EXERCISE REQUIREMENTS ▸ Write out all the material exactly. Leave nothing out.

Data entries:
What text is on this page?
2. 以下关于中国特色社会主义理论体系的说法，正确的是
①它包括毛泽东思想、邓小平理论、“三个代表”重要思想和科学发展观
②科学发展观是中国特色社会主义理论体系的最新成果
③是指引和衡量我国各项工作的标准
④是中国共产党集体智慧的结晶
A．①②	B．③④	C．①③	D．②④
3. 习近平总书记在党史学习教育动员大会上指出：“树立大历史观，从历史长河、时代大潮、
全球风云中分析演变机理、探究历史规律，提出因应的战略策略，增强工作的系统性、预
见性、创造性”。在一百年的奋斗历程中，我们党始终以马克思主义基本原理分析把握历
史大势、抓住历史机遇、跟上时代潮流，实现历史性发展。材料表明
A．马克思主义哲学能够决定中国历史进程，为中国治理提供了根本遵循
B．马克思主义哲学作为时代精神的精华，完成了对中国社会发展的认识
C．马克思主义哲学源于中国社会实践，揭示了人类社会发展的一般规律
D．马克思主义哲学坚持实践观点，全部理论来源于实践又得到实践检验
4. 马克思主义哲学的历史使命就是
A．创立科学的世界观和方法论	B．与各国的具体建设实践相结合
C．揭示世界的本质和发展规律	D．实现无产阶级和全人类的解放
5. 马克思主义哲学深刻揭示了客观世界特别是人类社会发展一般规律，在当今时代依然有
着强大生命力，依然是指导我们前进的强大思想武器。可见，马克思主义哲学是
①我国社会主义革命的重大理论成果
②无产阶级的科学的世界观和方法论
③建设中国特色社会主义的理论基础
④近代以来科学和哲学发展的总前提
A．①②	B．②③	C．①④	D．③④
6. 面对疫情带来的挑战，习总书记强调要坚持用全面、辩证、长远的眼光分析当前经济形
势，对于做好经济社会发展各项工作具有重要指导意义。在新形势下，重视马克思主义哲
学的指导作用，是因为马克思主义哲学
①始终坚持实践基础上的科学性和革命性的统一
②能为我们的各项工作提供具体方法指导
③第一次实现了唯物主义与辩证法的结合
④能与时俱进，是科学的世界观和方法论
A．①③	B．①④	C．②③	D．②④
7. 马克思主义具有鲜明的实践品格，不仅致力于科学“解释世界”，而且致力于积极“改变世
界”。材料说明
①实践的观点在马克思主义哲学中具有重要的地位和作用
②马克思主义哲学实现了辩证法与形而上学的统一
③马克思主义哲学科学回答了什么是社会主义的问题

WRITTEN SOLUTION ▸
What text is on this page?
2. 以下关于中国特色社会主义理论体系的说法，正确的是
①它包括毛泽东思想、邓小平理论、“三个代表”重要思想和科学发展观
②科学发展观是中国特色社会主义理论体系的最新成果
③是指引和衡量我国各项工作的标准
④是中国共产党集体智慧的结晶
A．①②	B．③④	C．①③	D．②④
3. 习近平总书记在党史学习教育动员大会上指出：“树立大历史观，从历史长河、时代大潮、
全球风云中分析演变机理、探究历史规律，提出因应的战略策略，增强工作的系统性、预
见性、创造性”。在一百年的奋斗历程中，我们党始终以马克思主义基本原理分析把握历
史大势、抓住历史机遇、跟上时代潮流，实现历史性发展。材料表明
A．马克思主义哲学能够决定中国历史进程，为中国治理提供了根本遵循
B．马克思主义哲学作为时代精神的精华，完成了对中国社会发展的认识
C．马克思主义哲学源于中国社会实践，揭示了人类社会发展的一般规律
D．马克思主义哲学坚持实践观点，全部理论来源于实践又得到实践检验
4. 马克思主义哲学的历史使命就是
A．创立科学的世界观和方法论	B．与各国的具体建设实践相结合
C．揭示世界的本质和发展规律	D．实现无产阶级和全人类的解放
5. 马克思主义哲学深刻揭示了客观世界特别是人类社会发展一般规律，在当今时代依然有
着强大生命力，依然是指导我们前进的强大思想武器。可见，马克思主义哲学是
①我国社会主义革命的重大理论成果
②无产阶级的科学的世界观和方法论
③建设中国特色社会主义的理论基础
④近代以来科学和哲学发展的总前提
A．①②	B．②③	C．①④	D．③④
6. 面对疫情带来的挑战，习总书记强调要坚持用全面、辩证、长远的眼光分析当前经济形
势，对于做好经济社会发展各项工作具有重要指导意义。在新形势下，重视马克思主义哲
学的指导作用，是因为马克思主义哲学
①始终坚持实践基础上的科学性和革命性的统一
②能为我们的各项工作提供具体方法指导
③第一次实现了唯物主义与辩证法的结合
④能与时俱进，是科学的世界观和方法论
A．①③	B．①④	C．②③	D．②④
7. 马克思主义具有鲜明的实践品格，不仅致力于科学“解释世界”，而且致力于积极“改变世
界”。材料说明
①实践的观点在马克思主义哲学中具有重要的地位和作用
②马克思主义哲学实现了辩证法与形而上学的统一
③马克思主义哲学科学回答了什么是社会主义的问题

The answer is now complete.